▶ _TASK STATEMENT_:
Produce a word-for-word copy of the listing below without its pictures.

▶ _RECORDS PROVIDED_:
____________

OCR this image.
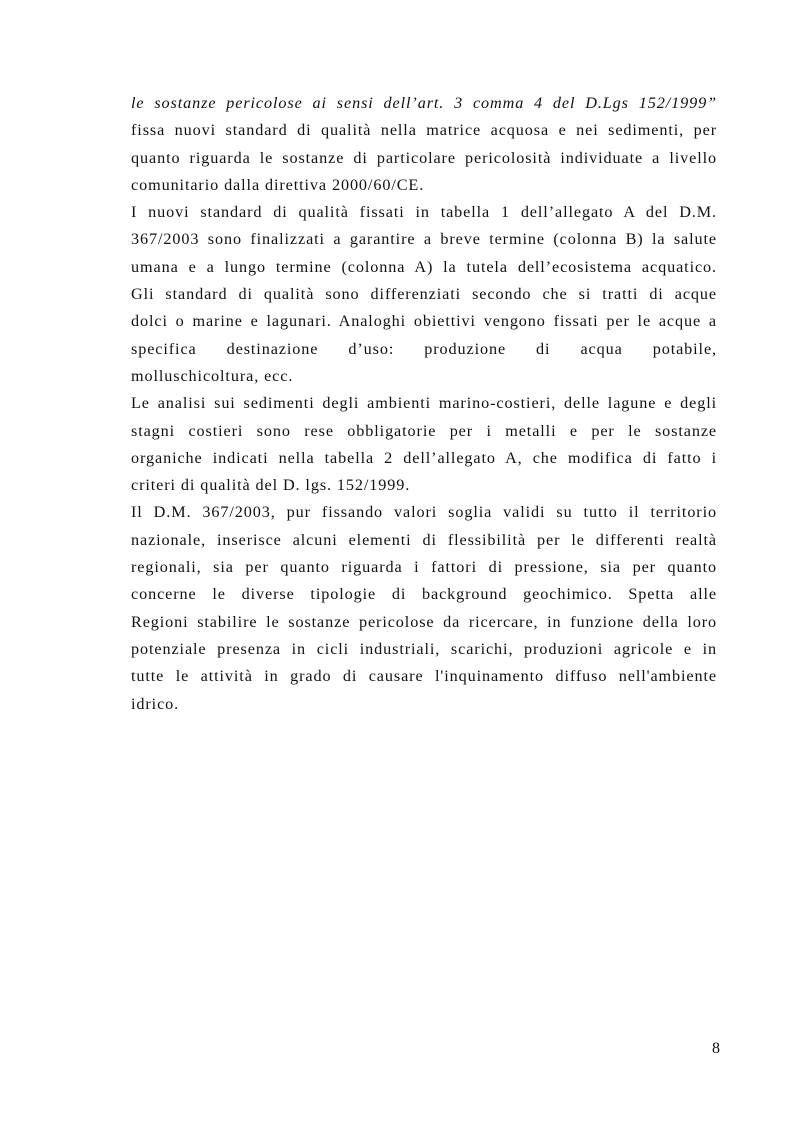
le sostanze pericolose ai sensi dell’art. 3 comma 4 del D.Lgs 152/1999”
fissa nuovi standard di qualità nella matrice acquosa e nei sedimenti, per
quanto riguarda le sostanze di particolare pericolosità individuate a livello
comunitario dalla direttiva 2000/60/CE.
I nuovi standard di qualità fissati in tabella 1 dell’allegato A del D.M.
367/2003 sono finalizzati a garantire a breve termine (colonna B) la salute
umana e a lungo termine (colonna A) la tutela dell’ecosistema acquatico.
Gli standard di qualità sono differenziati secondo che si tratti di acque
dolci o marine e lagunari. Analoghi obiettivi vengono fissati per le acque a
specifica destinazione d’uso: produzione di acqua potabile,
molluschicoltura, ecc.
Le analisi sui sedimenti degli ambienti marino-costieri, delle lagune e degli
stagni costieri sono rese obbligatorie per i metalli e per le sostanze
organiche indicati nella tabella 2 dell’allegato A, che modifica di fatto i
criteri di qualità del D. lgs. 152/1999.
Il D.M. 367/2003, pur fissando valori soglia validi su tutto il territorio
nazionale, inserisce alcuni elementi di flessibilità per le differenti realtà
regionali, sia per quanto riguarda i fattori di pressione, sia per quanto
concerne le diverse tipologie di background geochimico. Spetta alle
Regioni stabilire le sostanze pericolose da ricercare, in funzione della loro
potenziale presenza in cicli industriali, scarichi, produzioni agricole e in
tutte le attività in grado di causare l'inquinamento diffuso nell'ambiente
idrico.
8
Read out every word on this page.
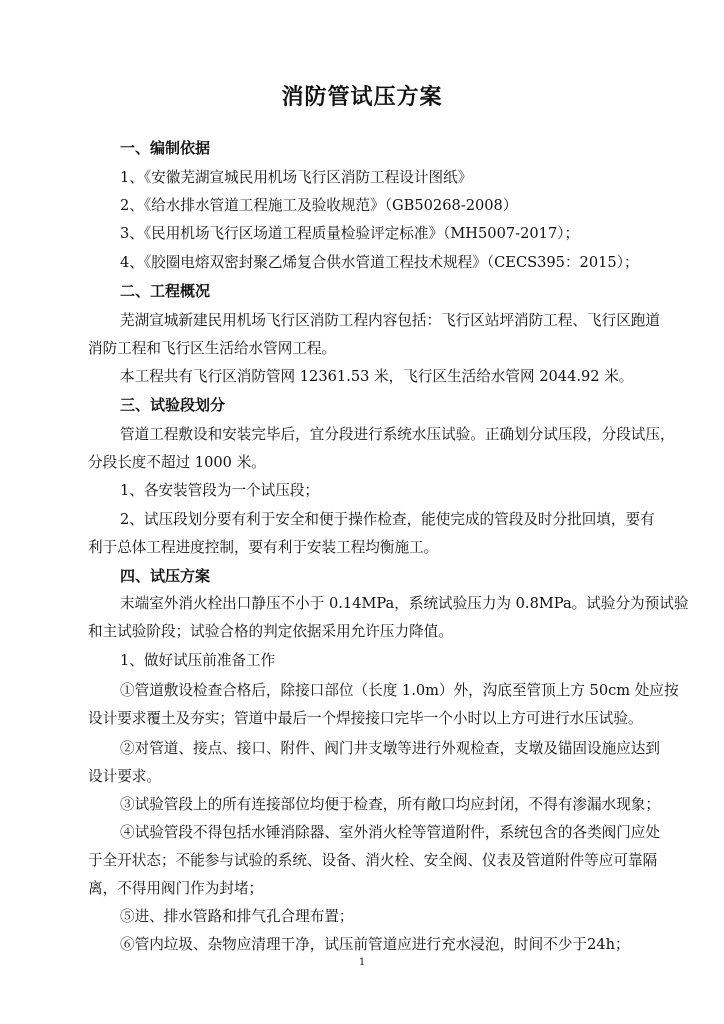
消防管试压方案

一、编制依据

1、《安徽芜湖宣城民用机场飞行区消防工程设计图纸》

2、《给水排水管道工程施工及验收规范》（GB50268-2008）

3、《民用机场飞行区场道工程质量检验评定标准》（MH5007-2017）；

4、《胶圈电熔双密封聚乙烯复合供水管道工程技术规程》（CECS395：2015）；

二、工程概况

芜湖宣城新建民用机场飞行区消防工程内容包括：飞行区站坪消防工程、飞行区跑道

消防工程和飞行区生活给水管网工程。

本工程共有飞行区消防管网 12361.53 米，飞行区生活给水管网 2044.92 米。

三、试验段划分

管道工程敷设和安装完毕后，宜分段进行系统水压试验。正确划分试压段，分段试压，

分段长度不超过 1000 米。

1、各安装管段为一个试压段；

2、试压段划分要有利于安全和便于操作检查，能使完成的管段及时分批回填，要有

利于总体工程进度控制，要有利于安装工程均衡施工。

四、试压方案

末端室外消火栓出口静压不小于 0.14MPa，系统试验压力为 0.8MPa。试验分为预试验

和主试验阶段；试验合格的判定依据采用允许压力降值。

1、做好试压前准备工作

①管道敷设检查合格后，除接口部位（长度 1.0m）外，沟底至管顶上方 50cm 处应按

设计要求覆土及夯实；管道中最后一个焊接接口完毕一个小时以上方可进行水压试验。

②对管道、接点、接口、附件、阀门井支墩等进行外观检查，支墩及锚固设施应达到

设计要求。

③试验管段上的所有连接部位均便于检查，所有敞口均应封闭，不得有渗漏水现象；

④试验管段不得包括水锤消除器、室外消火栓等管道附件，系统包含的各类阀门应处

于全开状态；不能参与试验的系统、设备、消火栓、安全阀、仪表及管道附件等应可靠隔

离，不得用阀门作为封堵；

⑤进、排水管路和排气孔合理布置；

⑥管内垃圾、杂物应清理干净，试压前管道应进行充水浸泡，时间不少于24h；

1
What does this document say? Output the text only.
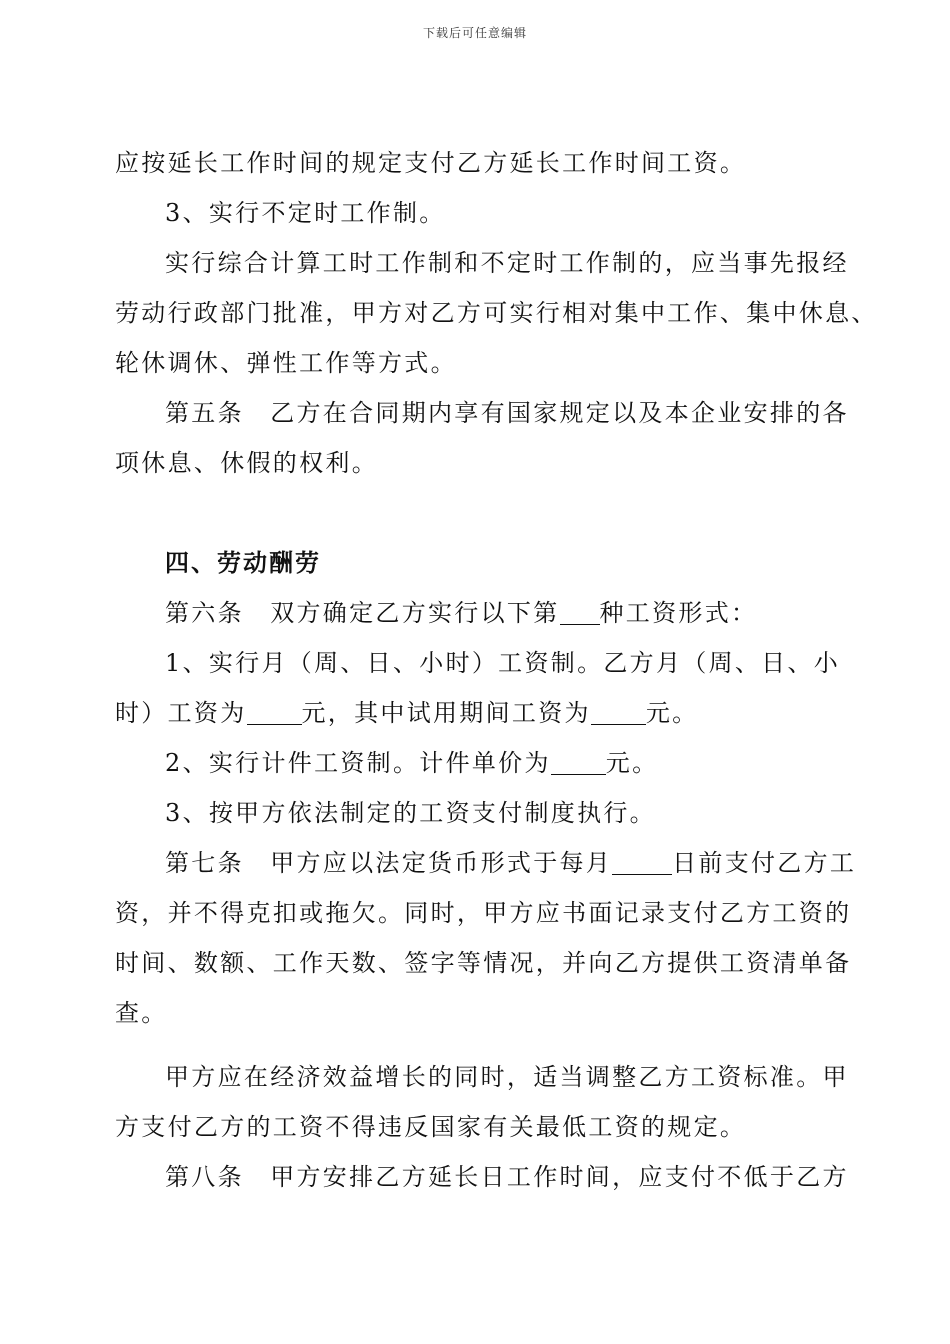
下载后可任意编辑
应按延长工作时间的规定支付乙方延长工作时间工资。
3、实行不定时工作制。
实行综合计算工时工作制和不定时工作制的，应当事先报经
劳动行政部门批准，甲方对乙方可实行相对集中工作、集中休息、
轮休调休、弹性工作等方式。
第五条　乙方在合同期内享有国家规定以及本企业安排的各
项休息、休假的权利。
四、劳动酬劳
第六条　双方确定乙方实行以下第 种工资形式：
1、实行月（周、日、小时）工资制。乙方月（周、日、小
时）工资为 元，其中试用期间工资为 元。
2、实行计件工资制。计件单价为 元。
3、按甲方依法制定的工资支付制度执行。
第七条　甲方应以法定货币形式于每月	日前支付乙方工
资，并不得克扣或拖欠。同时，甲方应书面记录支付乙方工资的
时间、数额、工作天数、签字等情况，并向乙方提供工资清单备
查。
甲方应在经济效益增长的同时，适当调整乙方工资标准。甲
方支付乙方的工资不得违反国家有关最低工资的规定。
第八条　甲方安排乙方延长日工作时间，应支付不低于乙方
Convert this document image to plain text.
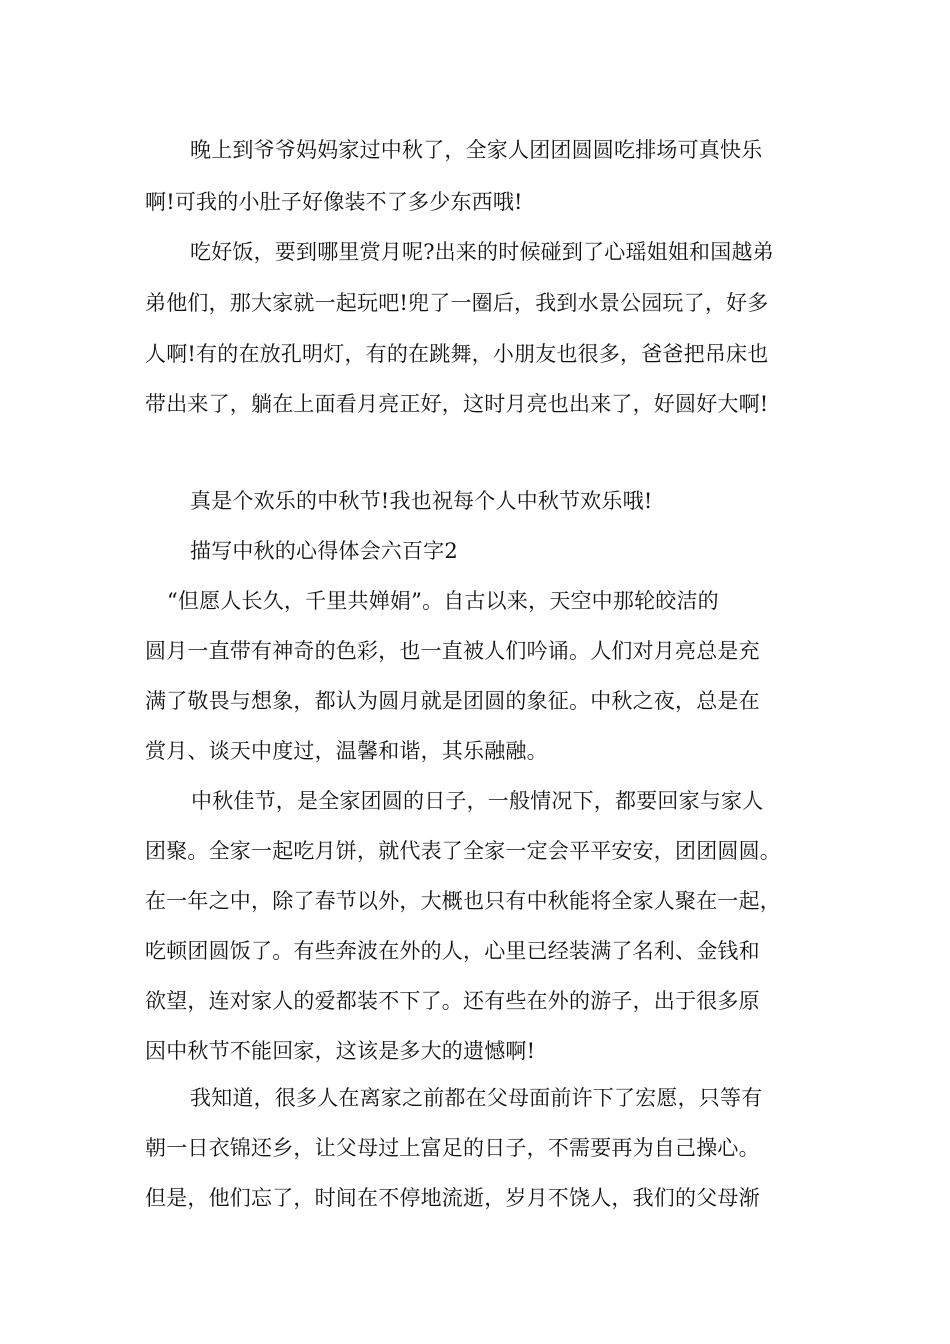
晚上到爷爷妈妈家过中秋了，全家人团团圆圆吃排场可真快乐

啊!可我的小肚子好像装不了多少东西哦!

吃好饭，要到哪里赏月呢?出来的时候碰到了心瑶姐姐和国越弟

弟他们，那大家就一起玩吧!兜了一圈后，我到水景公园玩了，好多

人啊!有的在放孔明灯，有的在跳舞，小朋友也很多，爸爸把吊床也

带出来了，躺在上面看月亮正好，这时月亮也出来了，好圆好大啊!

真是个欢乐的中秋节!我也祝每个人中秋节欢乐哦!

描写中秋的心得体会六百字2

“但愿人长久，千里共婵娟”。自古以来，天空中那轮皎洁的

圆月一直带有神奇的色彩，也一直被人们吟诵。人们对月亮总是充

满了敬畏与想象，都认为圆月就是团圆的象征。中秋之夜，总是在

赏月、谈天中度过，温馨和谐，其乐融融。

中秋佳节，是全家团圆的日子，一般情况下，都要回家与家人

团聚。全家一起吃月饼，就代表了全家一定会平平安安，团团圆圆。

在一年之中，除了春节以外，大概也只有中秋能将全家人聚在一起，

吃顿团圆饭了。有些奔波在外的人，心里已经装满了名利、金钱和

欲望，连对家人的爱都装不下了。还有些在外的游子，出于很多原

因中秋节不能回家，这该是多大的遗憾啊!

我知道，很多人在离家之前都在父母面前许下了宏愿，只等有

朝一日衣锦还乡，让父母过上富足的日子，不需要再为自己操心。

但是，他们忘了，时间在不停地流逝，岁月不饶人，我们的父母渐
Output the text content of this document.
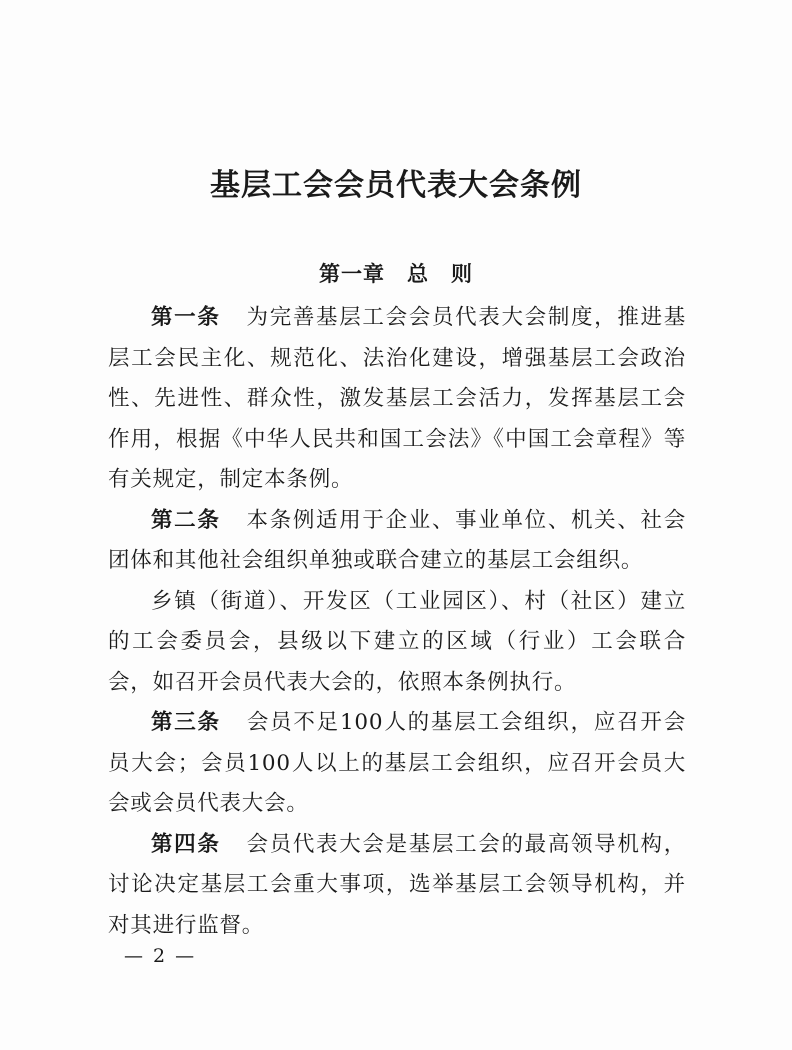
基层工会会员代表大会条例
第一章　总　则

第一条 为完善基层工会会员代表大会制度，推进基层工会民主化、规范化、法治化建设，增强基层工会政治性、先进性、群众性，激发基层工会活力，发挥基层工会作用，根据《中华人民共和国工会法》《中国工会章程》等有关规定，制定本条例。

第二条 本条例适用于企业、事业单位、机关、社会团体和其他社会组织单独或联合建立的基层工会组织。

乡镇（街道）、开发区（工业园区）、村（社区）建立的工会委员会，县级以下建立的区域（行业）工会联合会，如召开会员代表大会的，依照本条例执行。

第三条 会员不足100人的基层工会组织，应召开会员大会；会员100人以上的基层工会组织，应召开会员大会或会员代表大会。

第四条 会员代表大会是基层工会的最高领导机构，讨论决定基层工会重大事项，选举基层工会领导机构，并对其进行监督。

— 2 —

____________

▶ _FULL ANSWER_:
OCR this image.
le sostanze pericolose ai sensi dell’art. 3 comma 4 del D.Lgs 152/1999”
fissa nuovi standard di qualità nella matrice acquosa e nei sedimenti, per
quanto riguarda le sostanze di particolare pericolosità individuate a livello
comunitario dalla direttiva 2000/60/CE.
I nuovi standard di qualità fissati in tabella 1 dell’allegato A del D.M.
367/2003 sono finalizzati a garantire a breve termine (colonna B) la salute
umana e a lungo termine (colonna A) la tutela dell’ecosistema acquatico.
Gli standard di qualità sono differenziati secondo che si tratti di acque
dolci o marine e lagunari. Analoghi obiettivi vengono fissati per le acque a
specifica destinazione d’uso: produzione di acqua potabile,
molluschicoltura, ecc.
Le analisi sui sedimenti degli ambienti marino-costieri, delle lagune e degli
stagni costieri sono rese obbligatorie per i metalli e per le sostanze
organiche indicati nella tabella 2 dell’allegato A, che modifica di fatto i
criteri di qualità del D. lgs. 152/1999.
Il D.M. 367/2003, pur fissando valori soglia validi su tutto il territorio
nazionale, inserisce alcuni elementi di flessibilità per le differenti realtà
regionali, sia per quanto riguarda i fattori di pressione, sia per quanto
concerne le diverse tipologie di background geochimico. Spetta alle
Regioni stabilire le sostanze pericolose da ricercare, in funzione della loro
potenziale presenza in cicli industriali, scarichi, produzioni agricole e in
tutte le attività in grado di causare l'inquinamento diffuso nell'ambiente
idrico.
8
Read out every word on this page.
消防管试压方案

一、编制依据

1、《安徽芜湖宣城民用机场飞行区消防工程设计图纸》

2、《给水排水管道工程施工及验收规范》（GB50268-2008）

3、《民用机场飞行区场道工程质量检验评定标准》（MH5007-2017）；

4、《胶圈电熔双密封聚乙烯复合供水管道工程技术规程》（CECS395：2015）；

二、工程概况

芜湖宣城新建民用机场飞行区消防工程内容包括：飞行区站坪消防工程、飞行区跑道

消防工程和飞行区生活给水管网工程。

本工程共有飞行区消防管网 12361.53 米，飞行区生活给水管网 2044.92 米。

三、试验段划分

管道工程敷设和安装完毕后，宜分段进行系统水压试验。正确划分试压段，分段试压，

分段长度不超过 1000 米。

1、各安装管段为一个试压段；

2、试压段划分要有利于安全和便于操作检查，能使完成的管段及时分批回填，要有

利于总体工程进度控制，要有利于安装工程均衡施工。

四、试压方案

末端室外消火栓出口静压不小于 0.14MPa，系统试验压力为 0.8MPa。试验分为预试验

和主试验阶段；试验合格的判定依据采用允许压力降值。

1、做好试压前准备工作

①管道敷设检查合格后，除接口部位（长度 1.0m）外，沟底至管顶上方 50cm 处应按

设计要求覆土及夯实；管道中最后一个焊接接口完毕一个小时以上方可进行水压试验。

②对管道、接点、接口、附件、阀门井支墩等进行外观检查，支墩及锚固设施应达到

设计要求。

③试验管段上的所有连接部位均便于检查，所有敞口均应封闭，不得有渗漏水现象；

④试验管段不得包括水锤消除器、室外消火栓等管道附件，系统包含的各类阀门应处

于全开状态；不能参与试验的系统、设备、消火栓、安全阀、仪表及管道附件等应可靠隔

离，不得用阀门作为封堵；

⑤进、排水管路和排气孔合理布置；

⑥管内垃圾、杂物应清理干净，试压前管道应进行充水浸泡，时间不少于24h；

1
What does this document say? Output the text only.
下载后可任意编辑
应按延长工作时间的规定支付乙方延长工作时间工资。
3、实行不定时工作制。
实行综合计算工时工作制和不定时工作制的，应当事先报经
劳动行政部门批准，甲方对乙方可实行相对集中工作、集中休息、
轮休调休、弹性工作等方式。
第五条　乙方在合同期内享有国家规定以及本企业安排的各
项休息、休假的权利。
四、劳动酬劳
第六条　双方确定乙方实行以下第 种工资形式：
1、实行月（周、日、小时）工资制。乙方月（周、日、小
时）工资为 元，其中试用期间工资为 元。
2、实行计件工资制。计件单价为 元。
3、按甲方依法制定的工资支付制度执行。
第七条　甲方应以法定货币形式于每月	日前支付乙方工
资，并不得克扣或拖欠。同时，甲方应书面记录支付乙方工资的
时间、数额、工作天数、签字等情况，并向乙方提供工资清单备
查。
甲方应在经济效益增长的同时，适当调整乙方工资标准。甲
方支付乙方的工资不得违反国家有关最低工资的规定。
第八条　甲方安排乙方延长日工作时间，应支付不低于乙方
Convert this document image to plain text.
晚上到爷爷妈妈家过中秋了，全家人团团圆圆吃排场可真快乐

啊!可我的小肚子好像装不了多少东西哦!

吃好饭，要到哪里赏月呢?出来的时候碰到了心瑶姐姐和国越弟

弟他们，那大家就一起玩吧!兜了一圈后，我到水景公园玩了，好多

人啊!有的在放孔明灯，有的在跳舞，小朋友也很多，爸爸把吊床也

带出来了，躺在上面看月亮正好，这时月亮也出来了，好圆好大啊!

真是个欢乐的中秋节!我也祝每个人中秋节欢乐哦!

描写中秋的心得体会六百字2

“但愿人长久，千里共婵娟”。自古以来，天空中那轮皎洁的

圆月一直带有神奇的色彩，也一直被人们吟诵。人们对月亮总是充

满了敬畏与想象，都认为圆月就是团圆的象征。中秋之夜，总是在

赏月、谈天中度过，温馨和谐，其乐融融。

中秋佳节，是全家团圆的日子，一般情况下，都要回家与家人

团聚。全家一起吃月饼，就代表了全家一定会平平安安，团团圆圆。

在一年之中，除了春节以外，大概也只有中秋能将全家人聚在一起，

吃顿团圆饭了。有些奔波在外的人，心里已经装满了名利、金钱和

欲望，连对家人的爱都装不下了。还有些在外的游子，出于很多原

因中秋节不能回家，这该是多大的遗憾啊!

我知道，很多人在离家之前都在父母面前许下了宏愿，只等有

朝一日衣锦还乡，让父母过上富足的日子，不需要再为自己操心。

但是，他们忘了，时间在不停地流逝，岁月不饶人，我们的父母渐
Output the text content of this document.
基层工会会员代表大会条例
第一章　总　则

第一条 为完善基层工会会员代表大会制度，推进基层工会民主化、规范化、法治化建设，增强基层工会政治性、先进性、群众性，激发基层工会活力，发挥基层工会作用，根据《中华人民共和国工会法》《中国工会章程》等有关规定，制定本条例。

第二条 本条例适用于企业、事业单位、机关、社会团体和其他社会组织单独或联合建立的基层工会组织。

乡镇（街道）、开发区（工业园区）、村（社区）建立的工会委员会，县级以下建立的区域（行业）工会联合会，如召开会员代表大会的，依照本条例执行。

第三条 会员不足100人的基层工会组织，应召开会员大会；会员100人以上的基层工会组织，应召开会员大会或会员代表大会。

第四条 会员代表大会是基层工会的最高领导机构，讨论决定基层工会重大事项，选举基层工会领导机构，并对其进行监督。

— 2 —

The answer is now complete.